### [SHORT TASK]
In the listing that follows, how many lines contain the string "Node"? Provide only the number.
....
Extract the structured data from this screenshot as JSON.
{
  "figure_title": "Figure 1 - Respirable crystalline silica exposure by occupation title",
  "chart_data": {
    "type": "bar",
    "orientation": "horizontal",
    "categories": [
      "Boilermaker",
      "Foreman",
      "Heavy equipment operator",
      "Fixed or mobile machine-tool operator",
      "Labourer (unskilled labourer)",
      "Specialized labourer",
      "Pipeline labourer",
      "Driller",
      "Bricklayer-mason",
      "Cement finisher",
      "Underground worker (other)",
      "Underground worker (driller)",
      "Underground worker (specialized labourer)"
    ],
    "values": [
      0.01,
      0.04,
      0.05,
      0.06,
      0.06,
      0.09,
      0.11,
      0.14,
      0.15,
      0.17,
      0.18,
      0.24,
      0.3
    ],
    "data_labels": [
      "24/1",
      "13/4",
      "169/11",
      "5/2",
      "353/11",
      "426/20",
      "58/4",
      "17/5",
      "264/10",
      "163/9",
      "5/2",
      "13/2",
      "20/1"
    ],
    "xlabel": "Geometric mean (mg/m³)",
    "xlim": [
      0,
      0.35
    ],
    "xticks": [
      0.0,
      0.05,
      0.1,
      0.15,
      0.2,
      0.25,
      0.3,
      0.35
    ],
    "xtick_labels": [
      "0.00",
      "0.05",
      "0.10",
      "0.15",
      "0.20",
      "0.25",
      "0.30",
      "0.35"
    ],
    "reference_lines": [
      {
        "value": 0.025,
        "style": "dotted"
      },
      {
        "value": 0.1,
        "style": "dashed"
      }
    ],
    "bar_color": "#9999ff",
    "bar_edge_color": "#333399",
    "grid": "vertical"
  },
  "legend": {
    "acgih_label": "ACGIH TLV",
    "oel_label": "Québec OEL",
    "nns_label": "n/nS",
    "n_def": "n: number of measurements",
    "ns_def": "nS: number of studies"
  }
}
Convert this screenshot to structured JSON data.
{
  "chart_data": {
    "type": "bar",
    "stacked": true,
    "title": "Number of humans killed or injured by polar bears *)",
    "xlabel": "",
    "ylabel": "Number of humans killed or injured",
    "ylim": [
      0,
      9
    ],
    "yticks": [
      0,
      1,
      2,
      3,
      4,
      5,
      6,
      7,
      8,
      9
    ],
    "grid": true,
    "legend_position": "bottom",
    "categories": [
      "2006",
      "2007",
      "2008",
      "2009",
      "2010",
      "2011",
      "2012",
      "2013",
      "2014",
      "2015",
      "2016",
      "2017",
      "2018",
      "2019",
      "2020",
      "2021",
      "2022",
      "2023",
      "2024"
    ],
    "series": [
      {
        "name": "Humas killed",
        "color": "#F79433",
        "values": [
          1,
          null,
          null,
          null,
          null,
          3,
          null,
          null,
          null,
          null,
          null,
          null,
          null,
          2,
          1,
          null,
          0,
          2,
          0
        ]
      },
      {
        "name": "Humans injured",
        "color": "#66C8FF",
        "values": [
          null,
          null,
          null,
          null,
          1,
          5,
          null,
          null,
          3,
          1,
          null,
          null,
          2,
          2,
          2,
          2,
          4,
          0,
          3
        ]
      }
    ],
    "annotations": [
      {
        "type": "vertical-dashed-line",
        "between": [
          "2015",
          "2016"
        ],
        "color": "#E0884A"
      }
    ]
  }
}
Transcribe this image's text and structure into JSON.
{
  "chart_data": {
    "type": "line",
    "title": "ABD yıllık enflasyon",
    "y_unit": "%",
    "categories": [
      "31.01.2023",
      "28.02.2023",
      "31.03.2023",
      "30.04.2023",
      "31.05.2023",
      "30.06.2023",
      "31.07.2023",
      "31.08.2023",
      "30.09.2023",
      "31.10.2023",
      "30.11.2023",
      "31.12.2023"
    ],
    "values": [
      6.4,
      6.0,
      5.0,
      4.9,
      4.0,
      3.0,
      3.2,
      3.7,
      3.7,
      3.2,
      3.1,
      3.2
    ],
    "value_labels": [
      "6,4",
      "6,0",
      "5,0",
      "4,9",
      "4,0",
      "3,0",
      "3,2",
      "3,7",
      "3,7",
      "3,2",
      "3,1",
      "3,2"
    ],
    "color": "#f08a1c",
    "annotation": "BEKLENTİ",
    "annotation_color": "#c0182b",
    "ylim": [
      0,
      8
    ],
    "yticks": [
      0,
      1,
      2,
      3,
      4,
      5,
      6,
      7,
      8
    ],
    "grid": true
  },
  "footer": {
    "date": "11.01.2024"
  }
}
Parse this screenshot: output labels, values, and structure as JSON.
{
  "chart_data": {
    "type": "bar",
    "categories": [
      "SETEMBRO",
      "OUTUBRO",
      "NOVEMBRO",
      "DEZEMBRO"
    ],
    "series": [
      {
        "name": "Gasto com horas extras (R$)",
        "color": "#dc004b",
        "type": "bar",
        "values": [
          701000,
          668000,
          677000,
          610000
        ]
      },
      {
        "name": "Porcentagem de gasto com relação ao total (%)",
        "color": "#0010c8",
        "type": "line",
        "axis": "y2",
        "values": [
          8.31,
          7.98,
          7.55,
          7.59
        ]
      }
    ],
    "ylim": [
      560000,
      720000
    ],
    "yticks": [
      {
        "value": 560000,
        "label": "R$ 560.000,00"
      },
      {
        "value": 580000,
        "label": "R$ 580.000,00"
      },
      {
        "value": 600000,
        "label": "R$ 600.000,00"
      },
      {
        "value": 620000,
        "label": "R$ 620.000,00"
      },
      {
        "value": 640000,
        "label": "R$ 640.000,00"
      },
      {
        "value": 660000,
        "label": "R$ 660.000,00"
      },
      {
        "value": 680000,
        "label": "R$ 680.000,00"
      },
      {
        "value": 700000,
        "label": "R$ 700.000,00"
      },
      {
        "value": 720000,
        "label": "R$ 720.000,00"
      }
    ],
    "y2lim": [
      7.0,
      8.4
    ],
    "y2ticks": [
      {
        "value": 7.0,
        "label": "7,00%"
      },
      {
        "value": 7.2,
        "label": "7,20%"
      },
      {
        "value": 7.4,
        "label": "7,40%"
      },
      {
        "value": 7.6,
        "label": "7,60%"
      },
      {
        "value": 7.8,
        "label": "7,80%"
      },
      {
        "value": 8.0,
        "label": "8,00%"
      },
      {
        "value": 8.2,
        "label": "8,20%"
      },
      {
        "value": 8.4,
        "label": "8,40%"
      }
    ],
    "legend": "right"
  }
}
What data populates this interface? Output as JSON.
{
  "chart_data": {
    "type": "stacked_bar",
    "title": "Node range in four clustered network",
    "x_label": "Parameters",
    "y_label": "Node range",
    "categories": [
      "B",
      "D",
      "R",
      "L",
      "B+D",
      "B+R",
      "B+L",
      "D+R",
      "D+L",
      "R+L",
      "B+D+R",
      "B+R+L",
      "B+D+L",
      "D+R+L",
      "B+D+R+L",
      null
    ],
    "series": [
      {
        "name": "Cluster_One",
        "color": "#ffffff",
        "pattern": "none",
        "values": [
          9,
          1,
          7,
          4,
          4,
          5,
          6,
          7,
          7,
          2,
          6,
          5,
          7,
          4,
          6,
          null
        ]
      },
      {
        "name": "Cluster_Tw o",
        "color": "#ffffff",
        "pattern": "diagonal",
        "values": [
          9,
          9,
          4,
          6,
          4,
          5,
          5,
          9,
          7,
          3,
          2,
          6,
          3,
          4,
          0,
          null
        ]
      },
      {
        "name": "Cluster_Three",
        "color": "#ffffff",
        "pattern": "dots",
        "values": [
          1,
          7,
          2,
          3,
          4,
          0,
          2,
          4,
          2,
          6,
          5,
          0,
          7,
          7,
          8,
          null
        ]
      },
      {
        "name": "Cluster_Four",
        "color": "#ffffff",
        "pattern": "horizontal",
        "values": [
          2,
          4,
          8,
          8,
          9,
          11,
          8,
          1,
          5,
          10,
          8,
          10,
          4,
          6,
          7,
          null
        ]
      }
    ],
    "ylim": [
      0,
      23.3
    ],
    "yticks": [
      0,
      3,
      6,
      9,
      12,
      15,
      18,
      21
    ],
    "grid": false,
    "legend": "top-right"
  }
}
....
### [FINAL RESULT]
2